Recorded data:
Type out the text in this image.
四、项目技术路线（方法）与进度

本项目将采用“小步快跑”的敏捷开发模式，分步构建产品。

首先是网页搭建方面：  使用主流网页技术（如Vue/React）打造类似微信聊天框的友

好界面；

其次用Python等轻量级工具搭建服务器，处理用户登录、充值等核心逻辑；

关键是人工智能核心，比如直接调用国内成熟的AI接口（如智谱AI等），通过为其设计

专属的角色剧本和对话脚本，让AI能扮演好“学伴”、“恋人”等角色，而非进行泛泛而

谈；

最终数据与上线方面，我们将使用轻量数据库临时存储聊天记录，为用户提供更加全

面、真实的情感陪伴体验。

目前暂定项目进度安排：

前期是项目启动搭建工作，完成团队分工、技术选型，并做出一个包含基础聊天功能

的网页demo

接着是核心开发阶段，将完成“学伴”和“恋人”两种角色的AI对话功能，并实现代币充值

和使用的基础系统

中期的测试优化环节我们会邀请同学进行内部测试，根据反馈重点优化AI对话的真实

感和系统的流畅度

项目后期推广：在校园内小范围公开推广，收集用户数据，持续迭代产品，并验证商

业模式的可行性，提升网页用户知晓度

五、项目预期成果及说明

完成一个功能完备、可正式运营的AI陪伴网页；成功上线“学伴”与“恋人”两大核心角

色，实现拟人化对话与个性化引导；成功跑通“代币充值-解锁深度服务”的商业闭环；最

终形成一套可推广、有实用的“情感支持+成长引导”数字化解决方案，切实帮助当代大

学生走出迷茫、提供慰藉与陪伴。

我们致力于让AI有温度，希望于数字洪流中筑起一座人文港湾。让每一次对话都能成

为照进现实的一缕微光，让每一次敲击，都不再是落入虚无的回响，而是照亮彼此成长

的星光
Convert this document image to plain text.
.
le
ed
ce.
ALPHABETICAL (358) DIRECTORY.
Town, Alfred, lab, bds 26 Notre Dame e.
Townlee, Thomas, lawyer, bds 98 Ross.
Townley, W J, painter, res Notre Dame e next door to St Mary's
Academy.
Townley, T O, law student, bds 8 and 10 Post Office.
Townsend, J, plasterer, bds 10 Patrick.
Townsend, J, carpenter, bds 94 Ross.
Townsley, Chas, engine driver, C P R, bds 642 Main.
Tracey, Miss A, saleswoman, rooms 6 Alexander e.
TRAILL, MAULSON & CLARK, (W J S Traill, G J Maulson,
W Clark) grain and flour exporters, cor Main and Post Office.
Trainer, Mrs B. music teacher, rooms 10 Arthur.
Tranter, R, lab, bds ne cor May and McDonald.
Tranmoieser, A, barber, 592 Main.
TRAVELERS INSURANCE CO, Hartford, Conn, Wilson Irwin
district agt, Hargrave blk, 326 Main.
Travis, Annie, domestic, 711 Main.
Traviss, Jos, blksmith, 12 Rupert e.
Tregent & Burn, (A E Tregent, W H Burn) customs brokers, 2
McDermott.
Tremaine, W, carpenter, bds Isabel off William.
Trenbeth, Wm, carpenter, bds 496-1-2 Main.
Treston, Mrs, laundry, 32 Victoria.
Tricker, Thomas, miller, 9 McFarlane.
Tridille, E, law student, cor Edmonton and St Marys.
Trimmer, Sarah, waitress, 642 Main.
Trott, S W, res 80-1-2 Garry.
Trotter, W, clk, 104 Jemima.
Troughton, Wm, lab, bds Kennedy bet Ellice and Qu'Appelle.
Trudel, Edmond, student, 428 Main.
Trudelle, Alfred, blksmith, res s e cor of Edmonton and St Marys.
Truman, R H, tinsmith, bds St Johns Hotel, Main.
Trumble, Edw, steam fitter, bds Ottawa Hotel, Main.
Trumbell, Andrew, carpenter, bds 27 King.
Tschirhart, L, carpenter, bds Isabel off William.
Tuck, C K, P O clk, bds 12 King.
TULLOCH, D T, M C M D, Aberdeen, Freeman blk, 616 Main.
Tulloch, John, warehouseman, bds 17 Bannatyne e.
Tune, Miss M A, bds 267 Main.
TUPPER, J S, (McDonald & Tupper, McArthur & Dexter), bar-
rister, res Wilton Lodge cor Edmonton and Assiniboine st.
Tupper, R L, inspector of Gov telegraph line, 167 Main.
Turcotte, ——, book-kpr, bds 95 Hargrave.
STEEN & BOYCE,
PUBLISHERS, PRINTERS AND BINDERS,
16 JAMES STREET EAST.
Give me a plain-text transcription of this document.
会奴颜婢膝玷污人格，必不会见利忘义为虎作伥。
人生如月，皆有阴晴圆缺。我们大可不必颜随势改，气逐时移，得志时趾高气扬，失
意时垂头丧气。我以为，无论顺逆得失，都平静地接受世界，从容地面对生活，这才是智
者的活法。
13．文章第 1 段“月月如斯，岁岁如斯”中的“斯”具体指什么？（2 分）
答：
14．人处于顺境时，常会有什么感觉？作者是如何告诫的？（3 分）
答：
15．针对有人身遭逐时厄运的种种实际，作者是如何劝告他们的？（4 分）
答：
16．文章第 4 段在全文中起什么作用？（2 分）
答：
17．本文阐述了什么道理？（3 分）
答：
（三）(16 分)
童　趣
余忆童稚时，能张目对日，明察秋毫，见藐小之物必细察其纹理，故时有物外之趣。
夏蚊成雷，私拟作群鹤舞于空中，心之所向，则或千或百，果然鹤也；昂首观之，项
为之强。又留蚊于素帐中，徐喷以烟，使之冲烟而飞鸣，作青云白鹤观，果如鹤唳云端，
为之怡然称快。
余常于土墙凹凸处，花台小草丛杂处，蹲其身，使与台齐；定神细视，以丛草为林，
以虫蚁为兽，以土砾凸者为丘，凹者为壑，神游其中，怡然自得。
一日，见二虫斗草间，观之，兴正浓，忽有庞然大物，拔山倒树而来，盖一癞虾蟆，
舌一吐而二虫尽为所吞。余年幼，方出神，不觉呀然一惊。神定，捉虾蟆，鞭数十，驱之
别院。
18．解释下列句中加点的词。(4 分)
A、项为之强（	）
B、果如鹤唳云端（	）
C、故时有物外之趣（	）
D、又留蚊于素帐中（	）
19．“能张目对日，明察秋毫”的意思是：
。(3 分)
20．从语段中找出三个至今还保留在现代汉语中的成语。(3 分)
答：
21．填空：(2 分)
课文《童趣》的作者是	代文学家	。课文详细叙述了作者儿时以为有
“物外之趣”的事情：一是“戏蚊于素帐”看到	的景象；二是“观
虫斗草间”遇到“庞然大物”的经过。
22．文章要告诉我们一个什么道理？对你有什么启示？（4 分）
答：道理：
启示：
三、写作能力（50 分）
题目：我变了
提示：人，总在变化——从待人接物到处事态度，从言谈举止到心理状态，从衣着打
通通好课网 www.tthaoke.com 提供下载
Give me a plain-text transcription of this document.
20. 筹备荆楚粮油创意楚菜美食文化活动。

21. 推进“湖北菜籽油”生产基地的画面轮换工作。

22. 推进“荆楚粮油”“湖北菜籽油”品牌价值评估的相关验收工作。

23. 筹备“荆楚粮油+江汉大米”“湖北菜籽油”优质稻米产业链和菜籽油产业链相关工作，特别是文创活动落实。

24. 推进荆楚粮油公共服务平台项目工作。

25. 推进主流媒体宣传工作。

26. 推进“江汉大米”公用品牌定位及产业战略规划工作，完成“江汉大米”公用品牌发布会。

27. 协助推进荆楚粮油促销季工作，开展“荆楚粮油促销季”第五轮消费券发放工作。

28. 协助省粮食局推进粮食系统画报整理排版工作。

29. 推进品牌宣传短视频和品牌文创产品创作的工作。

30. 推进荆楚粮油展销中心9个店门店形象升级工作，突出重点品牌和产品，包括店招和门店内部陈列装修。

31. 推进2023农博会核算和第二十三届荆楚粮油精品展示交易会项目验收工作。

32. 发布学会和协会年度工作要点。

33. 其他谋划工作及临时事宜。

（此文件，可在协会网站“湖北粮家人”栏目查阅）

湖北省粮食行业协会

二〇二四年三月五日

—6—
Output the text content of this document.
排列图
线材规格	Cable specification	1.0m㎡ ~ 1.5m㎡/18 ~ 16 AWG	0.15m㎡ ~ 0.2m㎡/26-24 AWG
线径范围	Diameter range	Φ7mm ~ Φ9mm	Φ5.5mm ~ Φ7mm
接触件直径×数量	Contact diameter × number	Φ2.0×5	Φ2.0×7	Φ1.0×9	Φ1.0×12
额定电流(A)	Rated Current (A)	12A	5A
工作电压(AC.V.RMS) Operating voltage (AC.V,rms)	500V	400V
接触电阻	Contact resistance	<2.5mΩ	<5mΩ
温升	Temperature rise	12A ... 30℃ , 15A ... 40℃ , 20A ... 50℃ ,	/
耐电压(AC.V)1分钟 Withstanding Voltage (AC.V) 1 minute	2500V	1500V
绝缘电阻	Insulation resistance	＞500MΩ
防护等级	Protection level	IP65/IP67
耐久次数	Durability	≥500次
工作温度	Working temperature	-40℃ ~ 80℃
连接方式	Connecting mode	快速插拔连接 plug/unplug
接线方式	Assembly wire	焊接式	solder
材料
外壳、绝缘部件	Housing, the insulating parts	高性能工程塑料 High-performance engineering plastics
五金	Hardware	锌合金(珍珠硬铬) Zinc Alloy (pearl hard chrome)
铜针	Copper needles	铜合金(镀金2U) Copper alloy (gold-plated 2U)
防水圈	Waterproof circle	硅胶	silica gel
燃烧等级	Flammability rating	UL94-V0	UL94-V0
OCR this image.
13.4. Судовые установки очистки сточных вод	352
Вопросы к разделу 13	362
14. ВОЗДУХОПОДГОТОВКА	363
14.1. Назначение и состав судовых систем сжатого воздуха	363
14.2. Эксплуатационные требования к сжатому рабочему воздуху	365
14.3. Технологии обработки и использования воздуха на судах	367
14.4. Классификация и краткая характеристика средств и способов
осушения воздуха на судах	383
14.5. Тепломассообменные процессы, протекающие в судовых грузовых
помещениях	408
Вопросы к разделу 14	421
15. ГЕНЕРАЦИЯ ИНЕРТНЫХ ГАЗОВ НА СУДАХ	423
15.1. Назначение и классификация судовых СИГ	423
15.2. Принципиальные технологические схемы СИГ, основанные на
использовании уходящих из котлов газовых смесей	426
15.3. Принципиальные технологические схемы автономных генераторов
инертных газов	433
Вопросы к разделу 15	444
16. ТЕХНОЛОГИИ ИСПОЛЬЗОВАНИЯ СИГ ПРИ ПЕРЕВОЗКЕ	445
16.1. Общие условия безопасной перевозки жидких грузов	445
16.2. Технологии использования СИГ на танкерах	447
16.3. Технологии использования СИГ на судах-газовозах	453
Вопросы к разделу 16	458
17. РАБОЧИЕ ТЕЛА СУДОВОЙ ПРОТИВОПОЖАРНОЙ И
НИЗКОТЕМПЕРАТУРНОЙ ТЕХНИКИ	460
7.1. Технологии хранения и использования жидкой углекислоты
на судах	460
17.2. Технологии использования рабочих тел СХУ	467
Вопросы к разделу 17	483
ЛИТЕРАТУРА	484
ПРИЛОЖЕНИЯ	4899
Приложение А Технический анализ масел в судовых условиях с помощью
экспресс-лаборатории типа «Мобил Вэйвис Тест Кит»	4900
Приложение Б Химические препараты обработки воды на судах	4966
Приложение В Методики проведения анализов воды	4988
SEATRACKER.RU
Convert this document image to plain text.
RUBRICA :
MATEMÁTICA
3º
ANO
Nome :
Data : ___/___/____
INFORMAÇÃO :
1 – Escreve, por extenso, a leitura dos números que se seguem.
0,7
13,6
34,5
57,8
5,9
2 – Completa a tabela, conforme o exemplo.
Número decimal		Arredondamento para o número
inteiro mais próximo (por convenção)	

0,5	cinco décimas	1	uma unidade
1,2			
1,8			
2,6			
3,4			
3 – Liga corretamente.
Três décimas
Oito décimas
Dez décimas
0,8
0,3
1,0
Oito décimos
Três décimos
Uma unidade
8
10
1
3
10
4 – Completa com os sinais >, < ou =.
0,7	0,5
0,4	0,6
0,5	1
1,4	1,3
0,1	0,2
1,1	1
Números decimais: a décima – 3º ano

# [WRITTEN TASK]
Of the lines above, how many hold the string "湖北菜籽油"? Answer with only the number.

# [SOLVED PROBLEM]
3